Element-and-box listings:

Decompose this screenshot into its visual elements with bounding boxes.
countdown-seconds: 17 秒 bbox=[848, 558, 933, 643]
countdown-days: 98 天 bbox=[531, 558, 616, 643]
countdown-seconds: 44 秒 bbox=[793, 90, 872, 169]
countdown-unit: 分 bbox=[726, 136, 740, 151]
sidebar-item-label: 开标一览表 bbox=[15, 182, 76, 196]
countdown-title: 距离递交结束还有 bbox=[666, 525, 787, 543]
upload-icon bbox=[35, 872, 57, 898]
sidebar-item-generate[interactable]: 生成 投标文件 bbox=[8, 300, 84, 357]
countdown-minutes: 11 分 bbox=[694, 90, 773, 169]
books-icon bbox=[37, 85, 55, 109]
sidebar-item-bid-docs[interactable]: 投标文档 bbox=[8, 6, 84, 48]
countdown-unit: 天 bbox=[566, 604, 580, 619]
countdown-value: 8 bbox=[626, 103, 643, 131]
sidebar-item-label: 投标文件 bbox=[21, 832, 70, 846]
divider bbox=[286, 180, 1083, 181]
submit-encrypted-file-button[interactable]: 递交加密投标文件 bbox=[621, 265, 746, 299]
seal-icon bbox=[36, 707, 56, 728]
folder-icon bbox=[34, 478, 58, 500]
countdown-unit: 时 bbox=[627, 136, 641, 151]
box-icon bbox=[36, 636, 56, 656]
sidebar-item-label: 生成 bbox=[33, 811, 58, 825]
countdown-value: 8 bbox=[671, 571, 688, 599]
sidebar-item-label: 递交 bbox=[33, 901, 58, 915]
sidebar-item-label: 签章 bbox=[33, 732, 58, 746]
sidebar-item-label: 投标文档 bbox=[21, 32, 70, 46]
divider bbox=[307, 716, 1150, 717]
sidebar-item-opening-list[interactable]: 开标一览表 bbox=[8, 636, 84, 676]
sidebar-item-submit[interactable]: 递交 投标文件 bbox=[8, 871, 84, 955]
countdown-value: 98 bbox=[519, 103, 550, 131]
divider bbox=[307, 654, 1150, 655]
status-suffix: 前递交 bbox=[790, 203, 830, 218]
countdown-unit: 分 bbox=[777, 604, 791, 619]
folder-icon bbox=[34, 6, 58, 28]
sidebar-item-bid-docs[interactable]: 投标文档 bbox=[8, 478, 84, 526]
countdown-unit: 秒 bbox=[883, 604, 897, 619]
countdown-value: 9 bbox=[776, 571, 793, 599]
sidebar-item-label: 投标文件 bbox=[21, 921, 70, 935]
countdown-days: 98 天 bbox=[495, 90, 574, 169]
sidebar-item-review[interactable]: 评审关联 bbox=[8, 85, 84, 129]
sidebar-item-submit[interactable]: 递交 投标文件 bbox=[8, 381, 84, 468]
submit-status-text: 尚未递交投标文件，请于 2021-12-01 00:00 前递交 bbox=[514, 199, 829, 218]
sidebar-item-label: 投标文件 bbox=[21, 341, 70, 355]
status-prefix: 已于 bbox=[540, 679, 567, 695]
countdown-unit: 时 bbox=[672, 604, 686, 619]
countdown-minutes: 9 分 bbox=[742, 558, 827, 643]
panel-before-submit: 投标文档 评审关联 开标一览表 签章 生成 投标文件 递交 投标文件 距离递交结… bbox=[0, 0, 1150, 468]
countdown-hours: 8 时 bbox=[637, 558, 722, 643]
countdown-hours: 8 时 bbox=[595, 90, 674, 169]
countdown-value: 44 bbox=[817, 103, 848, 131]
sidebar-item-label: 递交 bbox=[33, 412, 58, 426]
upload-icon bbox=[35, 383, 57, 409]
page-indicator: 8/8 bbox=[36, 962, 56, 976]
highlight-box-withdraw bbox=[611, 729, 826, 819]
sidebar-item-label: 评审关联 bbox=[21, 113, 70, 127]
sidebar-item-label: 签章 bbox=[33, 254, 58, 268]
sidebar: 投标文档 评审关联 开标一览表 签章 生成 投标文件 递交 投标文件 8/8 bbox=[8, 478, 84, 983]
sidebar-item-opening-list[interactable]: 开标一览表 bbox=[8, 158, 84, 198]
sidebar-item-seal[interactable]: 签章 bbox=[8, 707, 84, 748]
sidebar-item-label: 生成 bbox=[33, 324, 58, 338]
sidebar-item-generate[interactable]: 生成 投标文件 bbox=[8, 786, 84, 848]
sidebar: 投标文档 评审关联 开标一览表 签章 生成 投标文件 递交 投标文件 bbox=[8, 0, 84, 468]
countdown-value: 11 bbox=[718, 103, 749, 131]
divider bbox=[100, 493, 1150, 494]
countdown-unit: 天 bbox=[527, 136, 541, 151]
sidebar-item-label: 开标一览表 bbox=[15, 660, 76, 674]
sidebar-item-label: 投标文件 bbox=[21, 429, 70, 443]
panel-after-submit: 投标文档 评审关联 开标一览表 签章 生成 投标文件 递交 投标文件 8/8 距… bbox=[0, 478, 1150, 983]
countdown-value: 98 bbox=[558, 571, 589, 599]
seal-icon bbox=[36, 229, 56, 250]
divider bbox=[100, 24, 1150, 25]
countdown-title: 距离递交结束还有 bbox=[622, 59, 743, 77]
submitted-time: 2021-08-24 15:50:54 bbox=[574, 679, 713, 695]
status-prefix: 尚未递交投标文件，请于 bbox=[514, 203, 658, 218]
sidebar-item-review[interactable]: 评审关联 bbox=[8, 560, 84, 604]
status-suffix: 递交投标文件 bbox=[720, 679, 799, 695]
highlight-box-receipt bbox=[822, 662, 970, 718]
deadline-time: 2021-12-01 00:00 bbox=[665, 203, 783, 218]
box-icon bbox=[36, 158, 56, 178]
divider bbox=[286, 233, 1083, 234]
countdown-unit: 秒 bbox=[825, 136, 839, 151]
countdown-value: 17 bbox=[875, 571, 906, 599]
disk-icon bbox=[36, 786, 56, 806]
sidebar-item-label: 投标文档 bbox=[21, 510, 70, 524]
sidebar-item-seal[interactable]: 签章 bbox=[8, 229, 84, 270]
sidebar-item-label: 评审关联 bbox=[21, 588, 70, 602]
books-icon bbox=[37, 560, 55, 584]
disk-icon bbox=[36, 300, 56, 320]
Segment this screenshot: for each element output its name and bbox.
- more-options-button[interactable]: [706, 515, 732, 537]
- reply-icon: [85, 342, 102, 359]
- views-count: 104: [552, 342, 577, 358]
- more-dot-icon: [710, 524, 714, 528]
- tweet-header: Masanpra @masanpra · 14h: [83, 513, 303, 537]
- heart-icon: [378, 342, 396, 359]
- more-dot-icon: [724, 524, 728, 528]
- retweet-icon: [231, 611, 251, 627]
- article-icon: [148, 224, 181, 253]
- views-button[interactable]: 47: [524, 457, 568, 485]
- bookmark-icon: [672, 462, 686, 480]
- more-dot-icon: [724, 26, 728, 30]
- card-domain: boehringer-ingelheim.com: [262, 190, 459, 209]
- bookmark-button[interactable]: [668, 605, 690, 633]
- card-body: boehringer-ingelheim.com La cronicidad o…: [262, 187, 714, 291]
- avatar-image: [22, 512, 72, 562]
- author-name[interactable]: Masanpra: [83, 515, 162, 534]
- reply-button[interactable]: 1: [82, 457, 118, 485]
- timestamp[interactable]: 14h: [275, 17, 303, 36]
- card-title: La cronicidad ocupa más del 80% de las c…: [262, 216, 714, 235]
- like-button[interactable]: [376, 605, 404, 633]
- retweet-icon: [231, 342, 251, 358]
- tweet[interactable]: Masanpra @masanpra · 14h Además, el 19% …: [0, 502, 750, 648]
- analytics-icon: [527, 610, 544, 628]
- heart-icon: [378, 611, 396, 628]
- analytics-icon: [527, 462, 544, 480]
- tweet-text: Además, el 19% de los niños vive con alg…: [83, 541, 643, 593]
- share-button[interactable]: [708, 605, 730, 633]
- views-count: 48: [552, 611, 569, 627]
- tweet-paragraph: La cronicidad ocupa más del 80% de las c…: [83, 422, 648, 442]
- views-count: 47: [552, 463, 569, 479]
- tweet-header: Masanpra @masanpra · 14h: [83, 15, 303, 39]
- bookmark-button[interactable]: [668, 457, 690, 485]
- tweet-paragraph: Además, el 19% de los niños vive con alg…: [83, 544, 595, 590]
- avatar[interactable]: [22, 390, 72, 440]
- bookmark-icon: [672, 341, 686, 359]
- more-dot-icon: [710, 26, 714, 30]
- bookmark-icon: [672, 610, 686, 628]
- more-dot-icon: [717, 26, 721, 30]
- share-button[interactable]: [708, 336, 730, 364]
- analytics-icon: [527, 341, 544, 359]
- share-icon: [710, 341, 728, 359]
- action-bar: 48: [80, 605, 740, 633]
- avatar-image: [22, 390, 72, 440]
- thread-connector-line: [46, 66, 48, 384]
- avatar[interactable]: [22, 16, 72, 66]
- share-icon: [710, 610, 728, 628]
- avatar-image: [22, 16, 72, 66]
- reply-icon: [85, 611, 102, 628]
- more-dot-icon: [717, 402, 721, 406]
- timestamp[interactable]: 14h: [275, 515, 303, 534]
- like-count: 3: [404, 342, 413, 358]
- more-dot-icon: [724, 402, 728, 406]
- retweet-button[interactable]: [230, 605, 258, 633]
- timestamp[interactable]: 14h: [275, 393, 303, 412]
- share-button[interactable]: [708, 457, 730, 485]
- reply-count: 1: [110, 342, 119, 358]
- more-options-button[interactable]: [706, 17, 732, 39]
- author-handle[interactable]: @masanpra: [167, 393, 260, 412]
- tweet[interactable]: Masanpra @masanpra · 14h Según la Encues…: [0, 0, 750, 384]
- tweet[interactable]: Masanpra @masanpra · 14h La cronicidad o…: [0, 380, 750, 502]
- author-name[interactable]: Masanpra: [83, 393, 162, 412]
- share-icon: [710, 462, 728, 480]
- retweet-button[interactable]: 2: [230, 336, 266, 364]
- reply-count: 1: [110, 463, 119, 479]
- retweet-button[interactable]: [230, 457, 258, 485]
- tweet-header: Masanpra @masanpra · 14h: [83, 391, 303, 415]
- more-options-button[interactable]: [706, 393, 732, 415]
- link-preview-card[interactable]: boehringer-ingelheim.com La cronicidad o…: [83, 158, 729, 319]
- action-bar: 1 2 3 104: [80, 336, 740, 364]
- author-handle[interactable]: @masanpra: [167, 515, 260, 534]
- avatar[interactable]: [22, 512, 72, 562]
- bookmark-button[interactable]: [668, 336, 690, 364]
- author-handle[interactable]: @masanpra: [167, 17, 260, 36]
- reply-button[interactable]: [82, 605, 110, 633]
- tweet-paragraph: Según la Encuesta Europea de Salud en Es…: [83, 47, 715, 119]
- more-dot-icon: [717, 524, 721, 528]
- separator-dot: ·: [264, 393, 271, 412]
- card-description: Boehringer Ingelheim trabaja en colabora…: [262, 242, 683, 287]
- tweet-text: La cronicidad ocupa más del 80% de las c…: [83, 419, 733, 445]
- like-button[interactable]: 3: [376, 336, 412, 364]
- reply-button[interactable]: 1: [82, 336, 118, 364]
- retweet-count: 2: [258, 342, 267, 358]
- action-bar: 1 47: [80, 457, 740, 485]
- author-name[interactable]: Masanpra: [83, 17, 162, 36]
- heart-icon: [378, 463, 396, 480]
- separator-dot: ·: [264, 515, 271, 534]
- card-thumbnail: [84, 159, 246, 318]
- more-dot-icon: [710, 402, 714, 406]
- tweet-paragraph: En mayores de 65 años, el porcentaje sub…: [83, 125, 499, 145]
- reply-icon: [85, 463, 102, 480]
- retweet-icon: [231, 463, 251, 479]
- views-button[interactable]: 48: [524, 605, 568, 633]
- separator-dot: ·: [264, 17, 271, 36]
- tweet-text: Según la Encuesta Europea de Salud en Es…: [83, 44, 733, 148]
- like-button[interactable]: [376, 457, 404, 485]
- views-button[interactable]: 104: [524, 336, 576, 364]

# [Exercise description]
Starting at the beginning of the material and ending with the line that contains "divider bbox=[307, 716, 1150, 717]", write those lines out again, replacing "countdown-unit" with "time-unit" and leaving everything else unchanged.

# [Task result]
Decompose this screenshot into its visual elements with bounding boxes.
countdown-seconds: 17 秒 bbox=[848, 558, 933, 643]
countdown-days: 98 天 bbox=[531, 558, 616, 643]
countdown-seconds: 44 秒 bbox=[793, 90, 872, 169]
time-unit: 分 bbox=[726, 136, 740, 151]
sidebar-item-label: 开标一览表 bbox=[15, 182, 76, 196]
countdown-title: 距离递交结束还有 bbox=[666, 525, 787, 543]
upload-icon bbox=[35, 872, 57, 898]
sidebar-item-generate[interactable]: 生成 投标文件 bbox=[8, 300, 84, 357]
countdown-minutes: 11 分 bbox=[694, 90, 773, 169]
books-icon bbox=[37, 85, 55, 109]
sidebar-item-bid-docs[interactable]: 投标文档 bbox=[8, 6, 84, 48]
time-unit: 天 bbox=[566, 604, 580, 619]
countdown-value: 8 bbox=[626, 103, 643, 131]
sidebar-item-label: 投标文件 bbox=[21, 832, 70, 846]
divider bbox=[286, 180, 1083, 181]
submit-encrypted-file-button[interactable]: 递交加密投标文件 bbox=[621, 265, 746, 299]
seal-icon bbox=[36, 707, 56, 728]
folder-icon bbox=[34, 478, 58, 500]
time-unit: 时 bbox=[627, 136, 641, 151]
box-icon bbox=[36, 636, 56, 656]
sidebar-item-label: 生成 bbox=[33, 811, 58, 825]
countdown-value: 8 bbox=[671, 571, 688, 599]
sidebar-item-label: 递交 bbox=[33, 901, 58, 915]
sidebar-item-label: 签章 bbox=[33, 732, 58, 746]
sidebar-item-label: 投标文档 bbox=[21, 32, 70, 46]
divider bbox=[307, 716, 1150, 717]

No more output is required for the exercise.